The exercise: Reproduce every line of the listing below verbatim, omitting the pictures from your answer.

Supplied information:

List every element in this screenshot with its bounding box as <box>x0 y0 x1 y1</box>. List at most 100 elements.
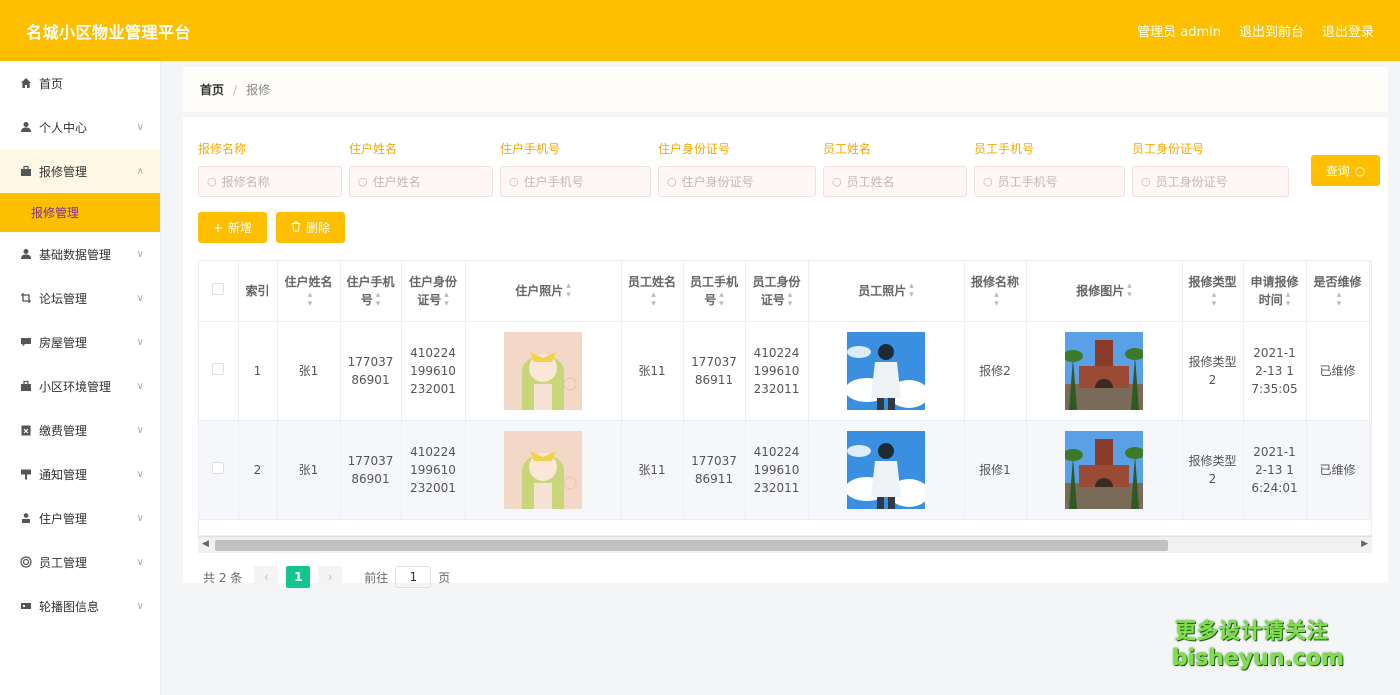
column-header[interactable]: 住户照片 ▴ ▾ <box>465 261 622 322</box>
repair-photo[interactable] <box>1065 331 1143 410</box>
exit-to-front-link[interactable]: 退出到前台 <box>1239 21 1304 40</box>
sidebar-item-payment[interactable]: 缴费管理 ∨ <box>0 408 160 452</box>
column-header[interactable]: 是否维修 ▴ ▾ <box>1306 261 1370 322</box>
add-button[interactable]: + 新增 <box>198 212 267 243</box>
staff-name-input[interactable]: ○ 员工姓名 <box>823 166 967 197</box>
row-checkbox[interactable] <box>212 362 225 375</box>
sort-icon[interactable]: ▴ ▾ <box>308 291 313 309</box>
column-header[interactable]: 住户身份证号 ▴ ▾ <box>401 261 466 322</box>
sidebar-item-repair[interactable]: 报修管理 ∧ <box>0 149 160 193</box>
column-header[interactable]: 员工姓名 ▴ ▾ <box>621 261 684 322</box>
column-header[interactable]: 报修名称 ▴ ▾ <box>964 261 1027 322</box>
sort-icon[interactable]: ▴ ▾ <box>444 291 449 309</box>
current-page[interactable]: 1 <box>286 566 311 588</box>
row-select-cell <box>199 420 239 520</box>
user-icon <box>19 121 32 134</box>
column-header[interactable]: 住户手机号 ▴ ▾ <box>340 261 402 322</box>
app-title: 名城小区物业管理平台 <box>26 22 192 42</box>
filter-label: 员工姓名 <box>823 142 872 156</box>
row-checkbox[interactable] <box>212 461 225 474</box>
sidebar-subitem-repair[interactable]: 报修管理 <box>0 193 160 232</box>
column-header: 索引 <box>238 261 278 322</box>
column-header-label: 住户姓名 <box>284 274 333 289</box>
cell-repair-type: 报修类型2 <box>1182 321 1244 421</box>
resident-icon <box>19 512 32 525</box>
sidebar-item-label: 首页 <box>39 76 64 91</box>
sort-icon[interactable]: ▴ ▾ <box>1127 282 1132 300</box>
column-header-label: 报修名称 <box>970 274 1019 289</box>
column-header[interactable]: 员工照片 ▴ ▾ <box>808 261 965 322</box>
filter-staff-id: 员工身份证号 ○ 员工身份证号 <box>1132 140 1289 197</box>
chevron-down-icon: ∨ <box>136 380 144 392</box>
resident-photo[interactable] <box>504 331 582 410</box>
sidebar-item-personal[interactable]: 个人中心 ∨ <box>0 105 160 149</box>
cell-resident-photo <box>465 420 622 520</box>
repair-photo[interactable] <box>1065 430 1143 509</box>
select-all-checkbox[interactable] <box>212 282 225 295</box>
column-header[interactable]: 员工手机号 ▴ ▾ <box>683 261 746 322</box>
goto-page-input[interactable]: 1 <box>395 566 432 588</box>
prev-page-button[interactable]: ‹ <box>254 566 279 588</box>
column-header-label: 员工姓名 <box>627 274 676 289</box>
column-header[interactable]: 员工身份证号 ▴ ▾ <box>745 261 809 322</box>
staff-phone-input[interactable]: ○ 员工手机号 <box>974 166 1125 197</box>
breadcrumb-home[interactable]: 首页 <box>200 81 224 98</box>
sort-icon[interactable]: ▴ ▾ <box>1286 291 1291 309</box>
sort-icon[interactable]: ▴ ▾ <box>909 282 914 300</box>
sidebar-item-staff[interactable]: 员工管理 ∨ <box>0 540 160 584</box>
sidebar-item-environment[interactable]: 小区环境管理 ∨ <box>0 364 160 408</box>
scrollbar-thumb[interactable] <box>215 540 1168 551</box>
trash-icon <box>291 221 301 235</box>
repair-table: 索引 住户姓名 ▴ ▾ 住户手机号 ▴ ▾ 住户身份证号 ▴ ▾ 住户照片 ▴ ▾ 员工姓名 ▴ ▾… <box>198 260 1372 536</box>
sort-icon[interactable]: ▴ ▾ <box>994 291 999 309</box>
search-icon: ○ <box>983 175 993 188</box>
sidebar-item-basic-data[interactable]: 基础数据管理 ∨ <box>0 232 160 276</box>
search-icon: ○ <box>1141 175 1151 188</box>
resident-phone-input[interactable]: ○ 住户手机号 <box>500 166 651 197</box>
sort-icon[interactable]: ▴ ▾ <box>1212 291 1217 309</box>
cell-staff-phone: 17703786911 <box>683 420 746 520</box>
sort-icon[interactable]: ▴ ▾ <box>1337 291 1342 309</box>
column-header[interactable]: 申请报修时间 ▴ ▾ <box>1243 261 1307 322</box>
query-label: 查询 <box>1325 164 1350 178</box>
top-bar: 名城小区物业管理平台 管理员 admin 退出到前台 退出登录 <box>0 0 1400 61</box>
filter-staff-name: 员工姓名 ○ 员工姓名 <box>823 140 967 197</box>
admin-label[interactable]: 管理员 admin <box>1137 21 1221 40</box>
staff-photo[interactable] <box>847 430 925 509</box>
delete-button[interactable]: 删除 <box>276 212 345 243</box>
horizontal-scrollbar[interactable]: ◀ ▶ <box>198 536 1372 553</box>
table-row[interactable]: 1 张1 17703786901 410224199610232001 张11 … <box>199 321 1371 421</box>
sidebar-item-notice[interactable]: 通知管理 ∨ <box>0 452 160 496</box>
repair-icon <box>19 165 32 178</box>
sort-icon[interactable]: ▴ ▾ <box>651 291 656 309</box>
next-page-button[interactable]: › <box>318 566 343 588</box>
staff-photo[interactable] <box>847 331 925 410</box>
table-header-row: 索引 住户姓名 ▴ ▾ 住户手机号 ▴ ▾ 住户身份证号 ▴ ▾ 住户照片 ▴ ▾ 员工姓名 ▴ ▾… <box>199 261 1371 322</box>
column-header[interactable]: 住户姓名 ▴ ▾ <box>277 261 341 322</box>
sidebar-item-carousel[interactable]: 轮播图信息 ∨ <box>0 584 160 628</box>
cell-staff-id: 410224199610232011 <box>745 321 809 421</box>
logout-link[interactable]: 退出登录 <box>1322 21 1374 40</box>
query-button[interactable]: 查询 ○ <box>1311 155 1380 186</box>
chevron-up-icon: ∧ <box>136 165 144 177</box>
sort-icon[interactable]: ▴ ▾ <box>788 291 793 309</box>
sort-icon[interactable]: ▴ ▾ <box>376 291 381 309</box>
sidebar-item-home[interactable]: 首页 <box>0 61 160 105</box>
sort-icon[interactable]: ▴ ▾ <box>719 291 724 309</box>
resident-photo[interactable] <box>504 430 582 509</box>
sidebar-item-forum[interactable]: 论坛管理 ∨ <box>0 276 160 320</box>
scroll-right-icon[interactable]: ▶ <box>1361 539 1368 549</box>
repair-name-input[interactable]: ○ 报修名称 <box>198 166 342 197</box>
column-header[interactable]: 报修图片 ▴ ▾ <box>1026 261 1183 322</box>
sort-icon[interactable]: ▴ ▾ <box>566 282 571 300</box>
table-row[interactable]: 2 张1 17703786901 410224199610232001 张11 … <box>199 420 1371 520</box>
resident-name-input[interactable]: ○ 住户姓名 <box>349 166 493 197</box>
sidebar-item-house[interactable]: 房屋管理 ∨ <box>0 320 160 364</box>
staff-id-input[interactable]: ○ 员工身份证号 <box>1132 166 1289 197</box>
cell-repair-name: 报修2 <box>964 321 1027 421</box>
resident-id-input[interactable]: ○ 住户身份证号 <box>658 166 816 197</box>
sidebar-item-resident[interactable]: 住户管理 ∨ <box>0 496 160 540</box>
column-header[interactable]: 报修类型 ▴ ▾ <box>1182 261 1244 322</box>
scroll-left-icon[interactable]: ◀ <box>202 539 209 549</box>
cell-resident-name: 张1 <box>277 321 341 421</box>
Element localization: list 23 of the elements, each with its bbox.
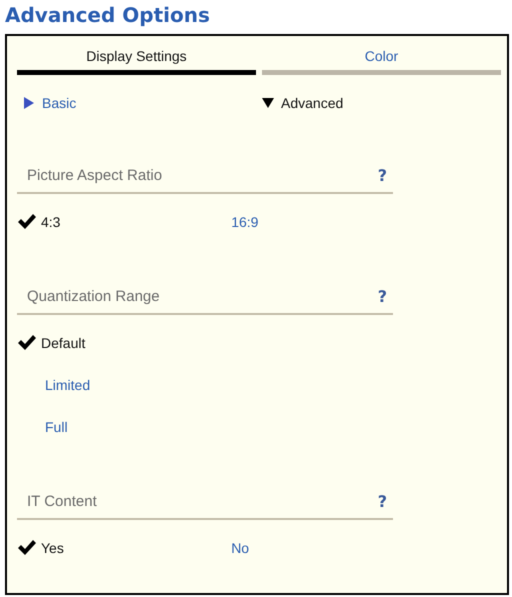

Exercise answer:
List every element in this screenshot with its bounding box as <box>x0 y0 x1 y1</box>. List at most 100 elements.
column-header[interactable]: 住户照片 ▴ ▾ <box>465 261 622 322</box>
repair-photo[interactable] <box>1065 331 1143 410</box>
exit-to-front-link[interactable]: 退出到前台 <box>1239 21 1304 40</box>
sidebar-item-payment[interactable]: 缴费管理 ∨ <box>0 408 160 452</box>
column-header[interactable]: 是否维修 ▴ ▾ <box>1306 261 1370 322</box>
add-button[interactable]: + 新增 <box>198 212 267 243</box>
staff-name-input[interactable]: ○ 员工姓名 <box>823 166 967 197</box>
row-checkbox[interactable] <box>212 362 225 375</box>
sort-icon[interactable]: ▴ ▾ <box>308 291 313 309</box>
column-header[interactable]: 住户身份证号 ▴ ▾ <box>401 261 466 322</box>
sidebar-item-repair[interactable]: 报修管理 ∧ <box>0 149 160 193</box>
column-header[interactable]: 员工姓名 ▴ ▾ <box>621 261 684 322</box>
column-header[interactable]: 报修名称 ▴ ▾ <box>964 261 1027 322</box>
sort-icon[interactable]: ▴ ▾ <box>444 291 449 309</box>
current-page[interactable]: 1 <box>286 566 311 588</box>
row-select-cell <box>199 420 239 520</box>
user-icon <box>19 121 32 134</box>
column-header[interactable]: 住户手机号 ▴ ▾ <box>340 261 402 322</box>
app-title: 名城小区物业管理平台 <box>26 22 192 42</box>
filter-label: 员工姓名 <box>823 142 872 156</box>
row-checkbox[interactable] <box>212 461 225 474</box>
sidebar-subitem-repair[interactable]: 报修管理 <box>0 193 160 232</box>
column-header: 索引 <box>238 261 278 322</box>
column-header-label: 住户姓名 <box>284 274 333 289</box>
cell-repair-type: 报修类型2 <box>1182 321 1244 421</box>
resident-icon <box>19 512 32 525</box>
sidebar-item-label: 首页 <box>39 76 64 91</box>
sort-icon[interactable]: ▴ ▾ <box>1127 282 1132 300</box>
column-header-label: 报修名称 <box>970 274 1019 289</box>
column-header[interactable]: 员工照片 ▴ ▾ <box>808 261 965 322</box>
filter-staff-id: 员工身份证号 ○ 员工身份证号 <box>1132 140 1289 197</box>
chevron-down-icon: ∨ <box>136 380 144 392</box>
resident-photo[interactable] <box>504 331 582 410</box>
sidebar-item-personal[interactable]: 个人中心 ∨ <box>0 105 160 149</box>
cell-resident-photo <box>465 420 622 520</box>
repair-photo[interactable] <box>1065 430 1143 509</box>
select-all-checkbox[interactable] <box>212 282 225 295</box>
column-header[interactable]: 员工手机号 ▴ ▾ <box>683 261 746 322</box>
goto-page-input[interactable]: 1 <box>395 566 432 588</box>
prev-page-button[interactable]: ‹ <box>254 566 279 588</box>
column-header-label: 员工姓名 <box>627 274 676 289</box>
column-header[interactable]: 员工身份证号 ▴ ▾ <box>745 261 809 322</box>
staff-phone-input[interactable]: ○ 员工手机号 <box>974 166 1125 197</box>
breadcrumb-home[interactable]: 首页 <box>200 81 224 98</box>
sort-icon[interactable]: ▴ ▾ <box>1286 291 1291 309</box>
sort-icon[interactable]: ▴ ▾ <box>909 282 914 300</box>
sidebar-item-staff[interactable]: 员工管理 ∨ <box>0 540 160 584</box>
sidebar-item-environment[interactable]: 小区环境管理 ∨ <box>0 364 160 408</box>
scrollbar-thumb[interactable] <box>215 540 1168 551</box>
trash-icon <box>291 221 301 235</box>
repair-table: 索引 住户姓名 ▴ ▾ 住户手机号 ▴ ▾ 住户身份证号 ▴ ▾ 住户照片 ▴ ▾ 员工姓名 ▴ ▾… <box>198 260 1372 536</box>
sort-icon[interactable]: ▴ ▾ <box>994 291 999 309</box>
search-icon: ○ <box>983 175 993 188</box>
sidebar-item-basic-data[interactable]: 基础数据管理 ∨ <box>0 232 160 276</box>
search-icon: ○ <box>1141 175 1151 188</box>
resident-phone-input[interactable]: ○ 住户手机号 <box>500 166 651 197</box>
sort-icon[interactable]: ▴ ▾ <box>1212 291 1217 309</box>
cell-staff-phone: 17703786911 <box>683 420 746 520</box>
sort-icon[interactable]: ▴ ▾ <box>1337 291 1342 309</box>
column-header[interactable]: 申请报修时间 ▴ ▾ <box>1243 261 1307 322</box>
query-label: 查询 <box>1325 164 1350 178</box>
top-bar: 名城小区物业管理平台 管理员 admin 退出到前台 退出登录 <box>0 0 1400 61</box>
filter-staff-name: 员工姓名 ○ 员工姓名 <box>823 140 967 197</box>
admin-label[interactable]: 管理员 admin <box>1137 21 1221 40</box>
staff-photo[interactable] <box>847 430 925 509</box>
delete-button[interactable]: 删除 <box>276 212 345 243</box>
horizontal-scrollbar[interactable]: ◀ ▶ <box>198 536 1372 553</box>
table-row[interactable]: 1 张1 17703786901 410224199610232001 张11 … <box>199 321 1371 421</box>
sidebar-item-notice[interactable]: 通知管理 ∨ <box>0 452 160 496</box>
repair-icon <box>19 165 32 178</box>
sort-icon[interactable]: ▴ ▾ <box>651 291 656 309</box>
next-page-button[interactable]: › <box>318 566 343 588</box>
staff-photo[interactable] <box>847 331 925 410</box>
table-header-row: 索引 住户姓名 ▴ ▾ 住户手机号 ▴ ▾ 住户身份证号 ▴ ▾ 住户照片 ▴ ▾ 员工姓名 ▴ ▾… <box>199 261 1371 322</box>
column-header[interactable]: 住户姓名 ▴ ▾ <box>277 261 341 322</box>
sidebar-item-carousel[interactable]: 轮播图信息 ∨ <box>0 584 160 628</box>
cell-staff-id: 410224199610232011 <box>745 321 809 421</box>
logout-link[interactable]: 退出登录 <box>1322 21 1374 40</box>
query-button[interactable]: 查询 ○ <box>1311 155 1380 186</box>
chevron-up-icon: ∧ <box>136 165 144 177</box>
sort-icon[interactable]: ▴ ▾ <box>788 291 793 309</box>
sort-icon[interactable]: ▴ ▾ <box>376 291 381 309</box>
sidebar-item-home[interactable]: 首页 <box>0 61 160 105</box>
sort-icon[interactable]: ▴ ▾ <box>719 291 724 309</box>
resident-photo[interactable] <box>504 430 582 509</box>
sidebar-item-forum[interactable]: 论坛管理 ∨ <box>0 276 160 320</box>
scroll-right-icon[interactable]: ▶ <box>1361 539 1368 549</box>
repair-name-input[interactable]: ○ 报修名称 <box>198 166 342 197</box>
column-header[interactable]: 报修图片 ▴ ▾ <box>1026 261 1183 322</box>
sort-icon[interactable]: ▴ ▾ <box>566 282 571 300</box>
table-row[interactable]: 2 张1 17703786901 410224199610232001 张11 … <box>199 420 1371 520</box>
resident-name-input[interactable]: ○ 住户姓名 <box>349 166 493 197</box>
sidebar-item-house[interactable]: 房屋管理 ∨ <box>0 320 160 364</box>
staff-id-input[interactable]: ○ 员工身份证号 <box>1132 166 1289 197</box>
cell-repair-name: 报修2 <box>964 321 1027 421</box>
resident-id-input[interactable]: ○ 住户身份证号 <box>658 166 816 197</box>
sidebar-item-resident[interactable]: 住户管理 ∨ <box>0 496 160 540</box>
column-header[interactable]: 报修类型 ▴ ▾ <box>1182 261 1244 322</box>
scroll-left-icon[interactable]: ◀ <box>202 539 209 549</box>
cell-resident-name: 张1 <box>277 321 341 421</box>
Element localization: list 23 of the elements, each with its bbox.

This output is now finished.